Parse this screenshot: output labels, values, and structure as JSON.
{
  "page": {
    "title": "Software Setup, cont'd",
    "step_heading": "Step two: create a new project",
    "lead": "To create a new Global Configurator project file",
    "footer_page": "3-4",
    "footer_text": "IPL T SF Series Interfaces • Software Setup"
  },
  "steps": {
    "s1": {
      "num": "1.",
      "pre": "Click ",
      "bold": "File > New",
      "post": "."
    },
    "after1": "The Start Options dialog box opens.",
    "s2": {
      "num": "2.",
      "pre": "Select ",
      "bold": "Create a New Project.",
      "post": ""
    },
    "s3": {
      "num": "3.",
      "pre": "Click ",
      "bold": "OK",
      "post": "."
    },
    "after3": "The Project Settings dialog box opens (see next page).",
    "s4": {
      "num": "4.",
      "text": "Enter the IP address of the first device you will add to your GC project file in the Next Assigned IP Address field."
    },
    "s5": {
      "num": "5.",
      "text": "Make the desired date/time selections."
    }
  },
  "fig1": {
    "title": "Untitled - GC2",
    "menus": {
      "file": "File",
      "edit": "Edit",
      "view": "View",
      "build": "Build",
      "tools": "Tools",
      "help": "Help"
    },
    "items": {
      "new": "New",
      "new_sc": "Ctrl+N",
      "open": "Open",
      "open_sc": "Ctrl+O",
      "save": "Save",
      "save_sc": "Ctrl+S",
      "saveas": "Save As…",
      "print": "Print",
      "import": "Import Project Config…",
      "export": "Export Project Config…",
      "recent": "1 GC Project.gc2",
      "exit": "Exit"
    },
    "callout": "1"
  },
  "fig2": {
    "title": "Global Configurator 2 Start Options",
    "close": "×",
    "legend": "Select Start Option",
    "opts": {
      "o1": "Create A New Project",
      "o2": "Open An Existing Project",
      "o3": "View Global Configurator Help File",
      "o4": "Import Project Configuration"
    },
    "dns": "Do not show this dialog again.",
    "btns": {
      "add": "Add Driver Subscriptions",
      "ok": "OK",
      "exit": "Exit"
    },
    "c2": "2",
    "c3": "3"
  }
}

- **SET TASK**
Give the listing above again, word for word.

- **OUTPUT FOR THIS EXERCISE**
Parse this screenshot: output labels, values, and structure as JSON.
{
  "page": {
    "title": "Software Setup, cont'd",
    "step_heading": "Step two: create a new project",
    "lead": "To create a new Global Configurator project file",
    "footer_page": "3-4",
    "footer_text": "IPL T SF Series Interfaces • Software Setup"
  },
  "steps": {
    "s1": {
      "num": "1.",
      "pre": "Click ",
      "bold": "File > New",
      "post": "."
    },
    "after1": "The Start Options dialog box opens.",
    "s2": {
      "num": "2.",
      "pre": "Select ",
      "bold": "Create a New Project.",
      "post": ""
    },
    "s3": {
      "num": "3.",
      "pre": "Click ",
      "bold": "OK",
      "post": "."
    },
    "after3": "The Project Settings dialog box opens (see next page).",
    "s4": {
      "num": "4.",
      "text": "Enter the IP address of the first device you will add to your GC project file in the Next Assigned IP Address field."
    },
    "s5": {
      "num": "5.",
      "text": "Make the desired date/time selections."
    }
  },
  "fig1": {
    "title": "Untitled - GC2",
    "menus": {
      "file": "File",
      "edit": "Edit",
      "view": "View",
      "build": "Build",
      "tools": "Tools",
      "help": "Help"
    },
    "items": {
      "new": "New",
      "new_sc": "Ctrl+N",
      "open": "Open",
      "open_sc": "Ctrl+O",
      "save": "Save",
      "save_sc": "Ctrl+S",
      "saveas": "Save As…",
      "print": "Print",
      "import": "Import Project Config…",
      "export": "Export Project Config…",
      "recent": "1 GC Project.gc2",
      "exit": "Exit"
    },
    "callout": "1"
  },
  "fig2": {
    "title": "Global Configurator 2 Start Options",
    "close": "×",
    "legend": "Select Start Option",
    "opts": {
      "o1": "Create A New Project",
      "o2": "Open An Existing Project",
      "o3": "View Global Configurator Help File",
      "o4": "Import Project Configuration"
    },
    "dns": "Do not show this dialog again.",
    "btns": {
      "add": "Add Driver Subscriptions",
      "ok": "OK",
      "exit": "Exit"
    },
    "c2": "2",
    "c3": "3"
  }
}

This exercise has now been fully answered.